• **WORK REQUIRED**
Collect each line of the entries that holds the string "username".

'''

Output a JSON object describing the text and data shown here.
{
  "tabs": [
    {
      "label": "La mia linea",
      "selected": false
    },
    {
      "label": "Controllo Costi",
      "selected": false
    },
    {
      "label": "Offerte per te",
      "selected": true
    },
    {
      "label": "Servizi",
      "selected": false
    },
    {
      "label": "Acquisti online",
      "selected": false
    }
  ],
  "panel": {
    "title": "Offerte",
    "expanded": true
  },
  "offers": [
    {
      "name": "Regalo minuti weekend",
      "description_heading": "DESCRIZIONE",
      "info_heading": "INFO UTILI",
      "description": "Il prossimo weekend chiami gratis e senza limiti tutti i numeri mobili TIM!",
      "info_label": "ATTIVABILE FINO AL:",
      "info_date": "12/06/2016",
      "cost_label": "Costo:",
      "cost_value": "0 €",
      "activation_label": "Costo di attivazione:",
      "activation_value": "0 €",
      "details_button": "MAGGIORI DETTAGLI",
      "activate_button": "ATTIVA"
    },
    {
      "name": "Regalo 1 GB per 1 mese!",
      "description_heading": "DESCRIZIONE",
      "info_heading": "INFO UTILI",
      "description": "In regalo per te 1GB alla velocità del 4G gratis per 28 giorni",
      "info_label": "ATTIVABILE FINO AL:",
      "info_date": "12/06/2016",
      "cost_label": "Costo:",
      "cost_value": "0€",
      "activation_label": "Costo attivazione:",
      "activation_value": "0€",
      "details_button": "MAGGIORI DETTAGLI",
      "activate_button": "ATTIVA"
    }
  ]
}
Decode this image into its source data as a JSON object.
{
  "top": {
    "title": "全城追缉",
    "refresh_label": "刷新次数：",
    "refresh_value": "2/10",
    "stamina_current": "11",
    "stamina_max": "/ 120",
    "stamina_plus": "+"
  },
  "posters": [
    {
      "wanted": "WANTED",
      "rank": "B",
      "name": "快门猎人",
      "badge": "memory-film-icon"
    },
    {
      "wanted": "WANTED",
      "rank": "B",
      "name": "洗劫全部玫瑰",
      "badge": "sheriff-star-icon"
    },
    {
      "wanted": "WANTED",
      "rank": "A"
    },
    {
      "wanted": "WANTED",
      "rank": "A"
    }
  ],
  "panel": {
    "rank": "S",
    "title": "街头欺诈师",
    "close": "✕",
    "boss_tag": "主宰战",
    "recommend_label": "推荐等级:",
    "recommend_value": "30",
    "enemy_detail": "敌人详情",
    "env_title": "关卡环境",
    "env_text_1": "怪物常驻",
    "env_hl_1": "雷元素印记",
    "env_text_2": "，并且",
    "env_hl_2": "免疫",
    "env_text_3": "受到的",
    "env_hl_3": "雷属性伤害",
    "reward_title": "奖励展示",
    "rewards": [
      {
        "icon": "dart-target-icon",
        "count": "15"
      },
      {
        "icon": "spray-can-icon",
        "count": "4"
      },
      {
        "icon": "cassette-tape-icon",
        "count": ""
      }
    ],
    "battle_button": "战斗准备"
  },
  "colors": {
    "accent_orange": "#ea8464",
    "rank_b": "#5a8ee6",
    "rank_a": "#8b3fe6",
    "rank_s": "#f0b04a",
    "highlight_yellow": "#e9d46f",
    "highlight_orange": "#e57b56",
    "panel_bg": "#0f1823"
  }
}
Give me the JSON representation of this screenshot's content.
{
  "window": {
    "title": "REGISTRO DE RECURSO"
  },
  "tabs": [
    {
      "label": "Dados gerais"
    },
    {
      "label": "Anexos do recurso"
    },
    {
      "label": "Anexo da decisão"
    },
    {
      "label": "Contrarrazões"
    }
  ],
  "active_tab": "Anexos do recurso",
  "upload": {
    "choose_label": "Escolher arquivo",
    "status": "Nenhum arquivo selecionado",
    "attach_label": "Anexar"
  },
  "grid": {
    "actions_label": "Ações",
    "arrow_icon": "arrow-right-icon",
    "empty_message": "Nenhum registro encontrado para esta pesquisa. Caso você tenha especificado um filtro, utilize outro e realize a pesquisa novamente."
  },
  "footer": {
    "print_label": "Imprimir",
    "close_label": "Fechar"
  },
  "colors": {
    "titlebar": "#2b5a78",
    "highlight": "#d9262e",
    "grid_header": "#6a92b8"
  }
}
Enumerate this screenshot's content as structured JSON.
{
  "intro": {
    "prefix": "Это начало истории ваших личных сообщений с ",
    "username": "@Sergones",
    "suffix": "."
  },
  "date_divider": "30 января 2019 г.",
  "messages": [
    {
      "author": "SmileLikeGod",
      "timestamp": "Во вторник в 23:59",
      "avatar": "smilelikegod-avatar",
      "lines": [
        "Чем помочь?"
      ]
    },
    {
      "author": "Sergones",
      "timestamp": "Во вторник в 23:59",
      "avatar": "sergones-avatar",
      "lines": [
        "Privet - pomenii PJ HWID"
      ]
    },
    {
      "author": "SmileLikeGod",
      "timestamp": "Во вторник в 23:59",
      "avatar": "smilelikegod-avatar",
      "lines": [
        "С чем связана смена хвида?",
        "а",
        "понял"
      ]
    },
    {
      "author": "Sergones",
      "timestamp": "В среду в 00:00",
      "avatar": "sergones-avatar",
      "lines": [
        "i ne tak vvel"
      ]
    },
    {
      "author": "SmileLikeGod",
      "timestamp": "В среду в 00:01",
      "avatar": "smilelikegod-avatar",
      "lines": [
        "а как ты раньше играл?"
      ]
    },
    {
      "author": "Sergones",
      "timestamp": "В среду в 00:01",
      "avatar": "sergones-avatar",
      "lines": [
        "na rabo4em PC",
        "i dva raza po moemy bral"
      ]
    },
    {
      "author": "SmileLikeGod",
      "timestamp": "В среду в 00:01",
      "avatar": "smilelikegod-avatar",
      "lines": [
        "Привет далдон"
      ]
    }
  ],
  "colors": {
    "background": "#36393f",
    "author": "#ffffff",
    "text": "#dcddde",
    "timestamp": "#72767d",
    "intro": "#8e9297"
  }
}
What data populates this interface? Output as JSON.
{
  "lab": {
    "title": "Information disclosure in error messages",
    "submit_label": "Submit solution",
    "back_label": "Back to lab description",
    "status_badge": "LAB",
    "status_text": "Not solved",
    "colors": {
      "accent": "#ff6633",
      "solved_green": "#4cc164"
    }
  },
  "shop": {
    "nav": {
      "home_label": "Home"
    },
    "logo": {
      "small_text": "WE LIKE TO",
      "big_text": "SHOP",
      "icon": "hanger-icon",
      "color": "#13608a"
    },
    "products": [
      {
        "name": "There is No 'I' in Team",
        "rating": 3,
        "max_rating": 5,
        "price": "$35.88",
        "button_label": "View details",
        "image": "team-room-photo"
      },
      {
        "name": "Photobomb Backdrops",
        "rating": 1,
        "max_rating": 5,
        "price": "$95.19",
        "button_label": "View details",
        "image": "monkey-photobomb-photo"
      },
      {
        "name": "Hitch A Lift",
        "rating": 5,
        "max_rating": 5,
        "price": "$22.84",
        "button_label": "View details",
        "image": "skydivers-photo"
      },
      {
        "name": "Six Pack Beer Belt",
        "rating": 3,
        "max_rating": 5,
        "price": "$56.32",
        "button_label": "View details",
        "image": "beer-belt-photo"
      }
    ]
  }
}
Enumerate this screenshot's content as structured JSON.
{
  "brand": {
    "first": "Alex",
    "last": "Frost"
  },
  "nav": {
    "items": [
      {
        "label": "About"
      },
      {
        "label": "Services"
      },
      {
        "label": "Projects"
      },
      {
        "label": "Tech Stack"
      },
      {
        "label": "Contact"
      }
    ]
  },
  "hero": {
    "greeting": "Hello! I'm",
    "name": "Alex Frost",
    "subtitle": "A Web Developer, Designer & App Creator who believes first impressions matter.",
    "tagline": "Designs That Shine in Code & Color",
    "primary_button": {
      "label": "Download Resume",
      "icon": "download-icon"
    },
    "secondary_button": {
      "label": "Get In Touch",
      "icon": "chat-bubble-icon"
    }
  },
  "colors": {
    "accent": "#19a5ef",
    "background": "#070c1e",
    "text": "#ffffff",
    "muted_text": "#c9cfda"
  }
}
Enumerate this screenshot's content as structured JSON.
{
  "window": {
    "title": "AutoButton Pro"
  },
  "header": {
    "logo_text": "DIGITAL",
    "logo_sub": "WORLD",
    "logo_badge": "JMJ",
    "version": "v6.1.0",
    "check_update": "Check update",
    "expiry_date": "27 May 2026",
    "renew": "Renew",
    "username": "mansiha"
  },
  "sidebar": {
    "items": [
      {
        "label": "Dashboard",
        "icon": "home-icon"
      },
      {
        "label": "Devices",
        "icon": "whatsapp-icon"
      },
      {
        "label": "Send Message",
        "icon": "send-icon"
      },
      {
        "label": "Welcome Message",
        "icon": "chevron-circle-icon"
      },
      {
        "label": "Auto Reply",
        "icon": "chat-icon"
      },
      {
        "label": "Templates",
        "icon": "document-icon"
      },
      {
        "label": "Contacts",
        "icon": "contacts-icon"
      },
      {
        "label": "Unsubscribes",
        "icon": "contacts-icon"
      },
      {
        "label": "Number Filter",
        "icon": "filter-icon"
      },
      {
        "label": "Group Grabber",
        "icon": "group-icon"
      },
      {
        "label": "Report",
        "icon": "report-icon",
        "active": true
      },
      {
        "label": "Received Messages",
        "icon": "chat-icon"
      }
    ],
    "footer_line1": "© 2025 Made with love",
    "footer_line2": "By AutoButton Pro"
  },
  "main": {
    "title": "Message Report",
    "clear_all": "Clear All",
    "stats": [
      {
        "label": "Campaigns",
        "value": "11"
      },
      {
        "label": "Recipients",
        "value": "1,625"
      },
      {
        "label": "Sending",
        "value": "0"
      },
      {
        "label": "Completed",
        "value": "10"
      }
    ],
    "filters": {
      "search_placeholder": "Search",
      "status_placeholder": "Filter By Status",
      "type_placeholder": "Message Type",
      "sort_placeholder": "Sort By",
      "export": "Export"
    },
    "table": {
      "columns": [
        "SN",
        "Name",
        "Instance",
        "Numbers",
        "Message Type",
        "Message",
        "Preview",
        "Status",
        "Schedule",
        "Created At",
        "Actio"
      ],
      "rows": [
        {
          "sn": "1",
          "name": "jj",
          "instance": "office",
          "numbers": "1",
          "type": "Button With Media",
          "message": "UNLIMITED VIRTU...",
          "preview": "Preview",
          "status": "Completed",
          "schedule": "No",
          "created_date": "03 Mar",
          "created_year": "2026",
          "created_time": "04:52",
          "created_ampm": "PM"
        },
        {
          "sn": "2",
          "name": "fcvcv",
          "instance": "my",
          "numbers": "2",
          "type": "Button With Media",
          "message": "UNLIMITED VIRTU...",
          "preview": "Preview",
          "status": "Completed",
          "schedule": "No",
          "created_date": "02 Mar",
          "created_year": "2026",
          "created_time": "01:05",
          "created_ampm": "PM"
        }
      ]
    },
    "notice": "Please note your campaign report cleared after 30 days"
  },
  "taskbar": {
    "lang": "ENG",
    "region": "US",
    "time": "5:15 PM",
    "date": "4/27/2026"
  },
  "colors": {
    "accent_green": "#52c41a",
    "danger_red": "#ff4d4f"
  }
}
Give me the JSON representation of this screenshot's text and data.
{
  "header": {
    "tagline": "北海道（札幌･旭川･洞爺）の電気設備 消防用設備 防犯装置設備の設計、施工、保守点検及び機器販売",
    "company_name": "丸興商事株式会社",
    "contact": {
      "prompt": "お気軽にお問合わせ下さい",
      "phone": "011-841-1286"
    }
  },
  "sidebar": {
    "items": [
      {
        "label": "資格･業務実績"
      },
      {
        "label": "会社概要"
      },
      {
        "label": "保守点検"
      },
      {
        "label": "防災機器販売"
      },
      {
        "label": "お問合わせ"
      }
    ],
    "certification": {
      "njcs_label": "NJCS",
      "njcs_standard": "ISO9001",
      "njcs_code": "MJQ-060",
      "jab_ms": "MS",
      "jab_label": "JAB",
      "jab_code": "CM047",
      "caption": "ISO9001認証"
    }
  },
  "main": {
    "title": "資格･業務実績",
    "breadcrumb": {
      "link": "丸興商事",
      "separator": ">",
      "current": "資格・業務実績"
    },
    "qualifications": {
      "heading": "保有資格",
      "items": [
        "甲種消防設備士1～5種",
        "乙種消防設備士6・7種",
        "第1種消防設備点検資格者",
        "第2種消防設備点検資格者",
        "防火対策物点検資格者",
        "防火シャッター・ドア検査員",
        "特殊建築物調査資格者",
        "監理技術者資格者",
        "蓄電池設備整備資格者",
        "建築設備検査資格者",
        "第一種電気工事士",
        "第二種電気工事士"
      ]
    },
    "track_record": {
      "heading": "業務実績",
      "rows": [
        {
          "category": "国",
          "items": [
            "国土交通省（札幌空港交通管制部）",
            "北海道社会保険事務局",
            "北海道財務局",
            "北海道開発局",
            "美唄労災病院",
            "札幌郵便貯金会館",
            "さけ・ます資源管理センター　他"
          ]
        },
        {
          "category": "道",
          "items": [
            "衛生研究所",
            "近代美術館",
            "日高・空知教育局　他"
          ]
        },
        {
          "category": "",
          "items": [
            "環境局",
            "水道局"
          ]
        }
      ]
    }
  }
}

'''

• **THE RESULT**
    "username": "@Sergones",
    "username": "mansiha"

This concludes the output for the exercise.